_GIVEN EXERCISE_
Extract every line that contains the string "Mean".

_RECORD EXCERPTS_
..........
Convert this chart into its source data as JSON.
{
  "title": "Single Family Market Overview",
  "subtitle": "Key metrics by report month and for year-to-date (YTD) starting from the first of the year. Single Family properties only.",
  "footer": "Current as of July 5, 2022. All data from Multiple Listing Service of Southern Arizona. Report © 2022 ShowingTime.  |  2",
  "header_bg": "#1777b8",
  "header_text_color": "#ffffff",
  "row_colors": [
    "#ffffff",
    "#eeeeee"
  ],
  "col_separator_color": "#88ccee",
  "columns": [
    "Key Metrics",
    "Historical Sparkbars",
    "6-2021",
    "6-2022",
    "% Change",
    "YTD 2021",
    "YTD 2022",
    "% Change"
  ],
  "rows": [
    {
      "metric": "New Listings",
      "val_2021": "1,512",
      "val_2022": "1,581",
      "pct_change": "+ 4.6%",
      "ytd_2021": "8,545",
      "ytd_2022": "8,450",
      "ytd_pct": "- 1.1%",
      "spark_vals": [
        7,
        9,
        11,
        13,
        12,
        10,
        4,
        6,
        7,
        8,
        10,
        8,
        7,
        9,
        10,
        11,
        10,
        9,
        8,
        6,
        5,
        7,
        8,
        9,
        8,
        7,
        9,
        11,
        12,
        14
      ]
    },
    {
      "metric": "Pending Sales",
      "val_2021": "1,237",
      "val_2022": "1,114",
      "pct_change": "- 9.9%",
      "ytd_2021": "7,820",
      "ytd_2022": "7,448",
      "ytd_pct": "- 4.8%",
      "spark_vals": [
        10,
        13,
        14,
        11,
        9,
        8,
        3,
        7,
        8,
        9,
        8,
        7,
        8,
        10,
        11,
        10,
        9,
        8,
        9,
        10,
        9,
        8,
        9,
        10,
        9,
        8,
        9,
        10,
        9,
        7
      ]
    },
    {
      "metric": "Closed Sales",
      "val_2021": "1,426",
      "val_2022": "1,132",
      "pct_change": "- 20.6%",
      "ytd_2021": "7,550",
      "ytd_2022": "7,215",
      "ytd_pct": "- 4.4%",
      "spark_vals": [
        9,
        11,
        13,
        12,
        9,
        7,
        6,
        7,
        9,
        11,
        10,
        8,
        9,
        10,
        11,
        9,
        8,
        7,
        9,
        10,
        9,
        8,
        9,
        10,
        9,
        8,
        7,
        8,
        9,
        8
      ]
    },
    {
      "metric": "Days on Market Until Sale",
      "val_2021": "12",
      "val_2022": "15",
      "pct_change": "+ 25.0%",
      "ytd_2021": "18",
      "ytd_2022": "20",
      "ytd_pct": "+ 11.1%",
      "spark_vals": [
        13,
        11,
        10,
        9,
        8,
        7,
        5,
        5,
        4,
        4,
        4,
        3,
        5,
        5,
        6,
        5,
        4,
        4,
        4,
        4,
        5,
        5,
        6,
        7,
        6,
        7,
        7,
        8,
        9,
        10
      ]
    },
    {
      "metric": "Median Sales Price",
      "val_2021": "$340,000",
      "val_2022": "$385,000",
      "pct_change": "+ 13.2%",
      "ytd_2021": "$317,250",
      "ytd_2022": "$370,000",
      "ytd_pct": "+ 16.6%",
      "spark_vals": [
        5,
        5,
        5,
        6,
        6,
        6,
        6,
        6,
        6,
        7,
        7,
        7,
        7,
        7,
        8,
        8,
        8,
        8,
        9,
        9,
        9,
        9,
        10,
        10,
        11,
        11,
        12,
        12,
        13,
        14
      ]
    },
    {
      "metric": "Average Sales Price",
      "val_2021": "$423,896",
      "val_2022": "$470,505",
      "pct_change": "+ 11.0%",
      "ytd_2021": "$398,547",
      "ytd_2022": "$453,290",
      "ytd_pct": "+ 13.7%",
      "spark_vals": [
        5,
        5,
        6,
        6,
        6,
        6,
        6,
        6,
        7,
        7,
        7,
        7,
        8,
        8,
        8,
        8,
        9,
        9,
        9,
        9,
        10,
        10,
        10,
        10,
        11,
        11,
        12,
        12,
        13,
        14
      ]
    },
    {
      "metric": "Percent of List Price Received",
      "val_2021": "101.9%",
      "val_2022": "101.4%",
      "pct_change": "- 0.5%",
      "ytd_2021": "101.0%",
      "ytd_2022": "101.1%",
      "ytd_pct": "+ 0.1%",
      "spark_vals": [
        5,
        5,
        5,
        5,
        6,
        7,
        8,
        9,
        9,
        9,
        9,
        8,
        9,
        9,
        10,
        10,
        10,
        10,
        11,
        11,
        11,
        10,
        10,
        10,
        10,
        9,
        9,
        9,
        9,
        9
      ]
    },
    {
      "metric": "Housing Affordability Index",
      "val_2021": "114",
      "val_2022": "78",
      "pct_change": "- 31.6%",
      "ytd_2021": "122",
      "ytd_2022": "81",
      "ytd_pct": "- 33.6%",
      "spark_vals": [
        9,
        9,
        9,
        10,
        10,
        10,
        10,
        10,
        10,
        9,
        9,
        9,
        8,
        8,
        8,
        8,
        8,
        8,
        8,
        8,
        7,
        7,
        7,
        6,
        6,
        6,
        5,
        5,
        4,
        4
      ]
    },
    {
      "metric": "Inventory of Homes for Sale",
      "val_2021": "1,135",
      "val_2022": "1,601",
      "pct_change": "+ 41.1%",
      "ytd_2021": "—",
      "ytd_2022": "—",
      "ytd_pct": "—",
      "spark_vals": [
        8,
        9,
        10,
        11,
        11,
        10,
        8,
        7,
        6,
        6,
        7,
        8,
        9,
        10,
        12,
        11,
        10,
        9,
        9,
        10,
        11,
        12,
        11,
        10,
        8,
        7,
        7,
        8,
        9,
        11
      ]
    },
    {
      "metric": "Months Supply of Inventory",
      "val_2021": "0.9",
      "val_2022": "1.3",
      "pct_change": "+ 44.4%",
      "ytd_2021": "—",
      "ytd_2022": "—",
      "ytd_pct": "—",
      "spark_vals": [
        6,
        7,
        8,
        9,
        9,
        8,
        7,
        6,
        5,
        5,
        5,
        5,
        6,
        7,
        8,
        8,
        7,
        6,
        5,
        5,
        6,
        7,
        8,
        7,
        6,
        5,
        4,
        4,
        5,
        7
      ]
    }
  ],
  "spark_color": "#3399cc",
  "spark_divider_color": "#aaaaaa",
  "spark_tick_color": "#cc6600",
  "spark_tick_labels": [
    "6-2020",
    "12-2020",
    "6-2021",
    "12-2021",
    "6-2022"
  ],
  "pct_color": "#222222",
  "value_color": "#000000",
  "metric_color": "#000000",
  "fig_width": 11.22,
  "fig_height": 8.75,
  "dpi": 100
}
..........
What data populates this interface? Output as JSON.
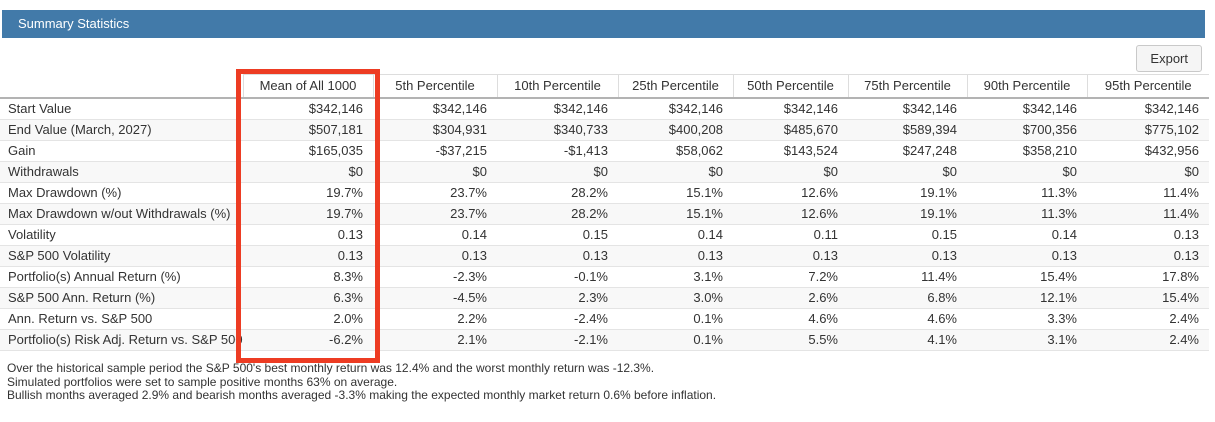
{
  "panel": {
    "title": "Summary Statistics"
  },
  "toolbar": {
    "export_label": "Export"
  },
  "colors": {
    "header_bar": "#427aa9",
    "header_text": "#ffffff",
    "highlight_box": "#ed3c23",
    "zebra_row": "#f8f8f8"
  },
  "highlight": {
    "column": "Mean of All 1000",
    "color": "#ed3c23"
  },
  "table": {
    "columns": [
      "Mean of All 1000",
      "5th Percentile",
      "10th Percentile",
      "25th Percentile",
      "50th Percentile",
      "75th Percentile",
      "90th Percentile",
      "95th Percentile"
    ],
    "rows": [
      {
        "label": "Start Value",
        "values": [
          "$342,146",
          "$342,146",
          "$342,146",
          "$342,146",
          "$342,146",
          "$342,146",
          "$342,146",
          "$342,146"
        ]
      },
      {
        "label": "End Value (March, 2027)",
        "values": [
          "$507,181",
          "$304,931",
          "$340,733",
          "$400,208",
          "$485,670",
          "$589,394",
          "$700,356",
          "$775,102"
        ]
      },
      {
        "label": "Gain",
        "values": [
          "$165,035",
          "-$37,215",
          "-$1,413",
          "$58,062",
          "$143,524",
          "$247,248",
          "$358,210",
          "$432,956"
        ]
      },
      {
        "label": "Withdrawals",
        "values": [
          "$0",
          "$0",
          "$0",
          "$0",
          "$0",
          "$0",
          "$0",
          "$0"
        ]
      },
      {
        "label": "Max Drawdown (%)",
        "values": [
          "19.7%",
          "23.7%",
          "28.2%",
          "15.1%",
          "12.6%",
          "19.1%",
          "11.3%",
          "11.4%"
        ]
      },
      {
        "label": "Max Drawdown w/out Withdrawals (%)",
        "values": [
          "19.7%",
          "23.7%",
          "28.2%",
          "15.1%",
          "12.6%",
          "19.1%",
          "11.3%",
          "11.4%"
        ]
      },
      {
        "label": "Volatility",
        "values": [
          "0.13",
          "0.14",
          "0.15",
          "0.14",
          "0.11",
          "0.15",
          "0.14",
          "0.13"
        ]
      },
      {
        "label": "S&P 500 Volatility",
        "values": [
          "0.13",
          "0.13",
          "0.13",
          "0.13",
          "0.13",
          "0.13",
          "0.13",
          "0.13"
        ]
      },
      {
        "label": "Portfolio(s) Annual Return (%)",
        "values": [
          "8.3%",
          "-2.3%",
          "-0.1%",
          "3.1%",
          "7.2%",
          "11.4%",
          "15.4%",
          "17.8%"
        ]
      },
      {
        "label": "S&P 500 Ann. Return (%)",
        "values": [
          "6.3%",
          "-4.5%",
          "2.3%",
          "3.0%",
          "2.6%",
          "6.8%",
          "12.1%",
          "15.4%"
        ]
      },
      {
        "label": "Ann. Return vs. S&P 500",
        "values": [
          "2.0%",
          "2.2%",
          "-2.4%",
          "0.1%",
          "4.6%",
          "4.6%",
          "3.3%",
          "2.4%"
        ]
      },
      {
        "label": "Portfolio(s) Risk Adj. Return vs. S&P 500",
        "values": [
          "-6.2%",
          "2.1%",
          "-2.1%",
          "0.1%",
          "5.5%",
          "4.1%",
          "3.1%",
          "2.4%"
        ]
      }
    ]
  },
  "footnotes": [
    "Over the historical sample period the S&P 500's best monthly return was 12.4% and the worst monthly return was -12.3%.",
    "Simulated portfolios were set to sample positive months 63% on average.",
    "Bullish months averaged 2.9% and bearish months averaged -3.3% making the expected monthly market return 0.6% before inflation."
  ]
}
..........
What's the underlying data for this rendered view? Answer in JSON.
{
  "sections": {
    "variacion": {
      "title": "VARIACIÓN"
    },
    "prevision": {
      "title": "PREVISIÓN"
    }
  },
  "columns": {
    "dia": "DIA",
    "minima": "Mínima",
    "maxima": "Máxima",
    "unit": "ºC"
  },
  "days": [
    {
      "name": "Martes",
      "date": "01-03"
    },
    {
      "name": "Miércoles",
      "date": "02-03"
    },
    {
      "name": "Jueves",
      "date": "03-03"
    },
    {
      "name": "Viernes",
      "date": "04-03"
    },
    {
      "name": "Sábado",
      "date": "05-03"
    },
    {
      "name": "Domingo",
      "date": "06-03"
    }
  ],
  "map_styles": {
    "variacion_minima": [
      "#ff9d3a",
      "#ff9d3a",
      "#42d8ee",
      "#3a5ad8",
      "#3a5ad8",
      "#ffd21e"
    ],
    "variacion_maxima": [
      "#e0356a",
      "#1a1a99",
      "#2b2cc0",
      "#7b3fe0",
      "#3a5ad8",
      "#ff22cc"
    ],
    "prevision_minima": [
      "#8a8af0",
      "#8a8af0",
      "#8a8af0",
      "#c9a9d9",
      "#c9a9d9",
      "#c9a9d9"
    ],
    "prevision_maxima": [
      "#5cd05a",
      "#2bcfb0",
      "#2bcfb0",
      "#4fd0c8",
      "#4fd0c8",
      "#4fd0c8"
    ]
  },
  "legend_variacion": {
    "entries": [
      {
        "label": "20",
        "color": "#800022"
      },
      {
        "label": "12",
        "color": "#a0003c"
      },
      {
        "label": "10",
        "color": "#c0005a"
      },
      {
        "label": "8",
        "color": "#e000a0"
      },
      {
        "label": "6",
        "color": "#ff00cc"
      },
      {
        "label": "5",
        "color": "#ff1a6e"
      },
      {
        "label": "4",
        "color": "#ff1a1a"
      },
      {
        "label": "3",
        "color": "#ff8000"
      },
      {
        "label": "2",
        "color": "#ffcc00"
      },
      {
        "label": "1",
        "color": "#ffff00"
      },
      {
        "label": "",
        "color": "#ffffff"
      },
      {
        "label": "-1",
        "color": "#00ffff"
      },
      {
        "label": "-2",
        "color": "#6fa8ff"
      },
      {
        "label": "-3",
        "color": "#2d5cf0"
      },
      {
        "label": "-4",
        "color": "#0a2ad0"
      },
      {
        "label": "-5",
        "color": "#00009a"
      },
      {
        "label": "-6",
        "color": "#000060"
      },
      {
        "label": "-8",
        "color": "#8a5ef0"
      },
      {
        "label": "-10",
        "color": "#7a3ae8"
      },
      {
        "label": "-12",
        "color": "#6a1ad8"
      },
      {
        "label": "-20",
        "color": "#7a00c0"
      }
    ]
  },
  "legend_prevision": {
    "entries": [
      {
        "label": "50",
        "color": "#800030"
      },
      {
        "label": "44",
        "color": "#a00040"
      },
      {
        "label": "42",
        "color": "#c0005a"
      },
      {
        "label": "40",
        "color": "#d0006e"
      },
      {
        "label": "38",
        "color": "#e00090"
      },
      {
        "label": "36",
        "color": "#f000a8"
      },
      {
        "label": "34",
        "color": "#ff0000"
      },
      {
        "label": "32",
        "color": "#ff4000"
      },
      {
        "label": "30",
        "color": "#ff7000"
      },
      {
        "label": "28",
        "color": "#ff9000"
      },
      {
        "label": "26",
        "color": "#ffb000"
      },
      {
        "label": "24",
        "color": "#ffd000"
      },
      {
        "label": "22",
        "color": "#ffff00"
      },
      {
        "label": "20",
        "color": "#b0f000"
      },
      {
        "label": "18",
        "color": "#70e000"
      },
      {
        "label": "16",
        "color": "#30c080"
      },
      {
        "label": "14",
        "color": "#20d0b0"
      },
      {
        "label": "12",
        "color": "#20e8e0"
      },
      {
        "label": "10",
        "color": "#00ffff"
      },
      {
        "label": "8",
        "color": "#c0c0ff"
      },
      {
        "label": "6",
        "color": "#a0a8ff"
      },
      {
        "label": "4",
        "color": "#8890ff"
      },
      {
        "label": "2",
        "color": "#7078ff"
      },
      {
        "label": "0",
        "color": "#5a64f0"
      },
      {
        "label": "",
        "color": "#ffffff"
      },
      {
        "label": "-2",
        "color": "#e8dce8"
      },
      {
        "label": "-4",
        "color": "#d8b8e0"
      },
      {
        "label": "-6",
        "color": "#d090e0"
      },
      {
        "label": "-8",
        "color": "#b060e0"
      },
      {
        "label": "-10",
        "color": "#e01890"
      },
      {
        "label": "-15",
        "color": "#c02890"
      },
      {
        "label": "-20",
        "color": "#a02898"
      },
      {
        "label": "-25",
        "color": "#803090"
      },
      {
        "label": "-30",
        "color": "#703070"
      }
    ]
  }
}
..........
_RESULT OF THIS EXERCISE_
    "column": "Mean of All 1000",
      "Mean of All 1000",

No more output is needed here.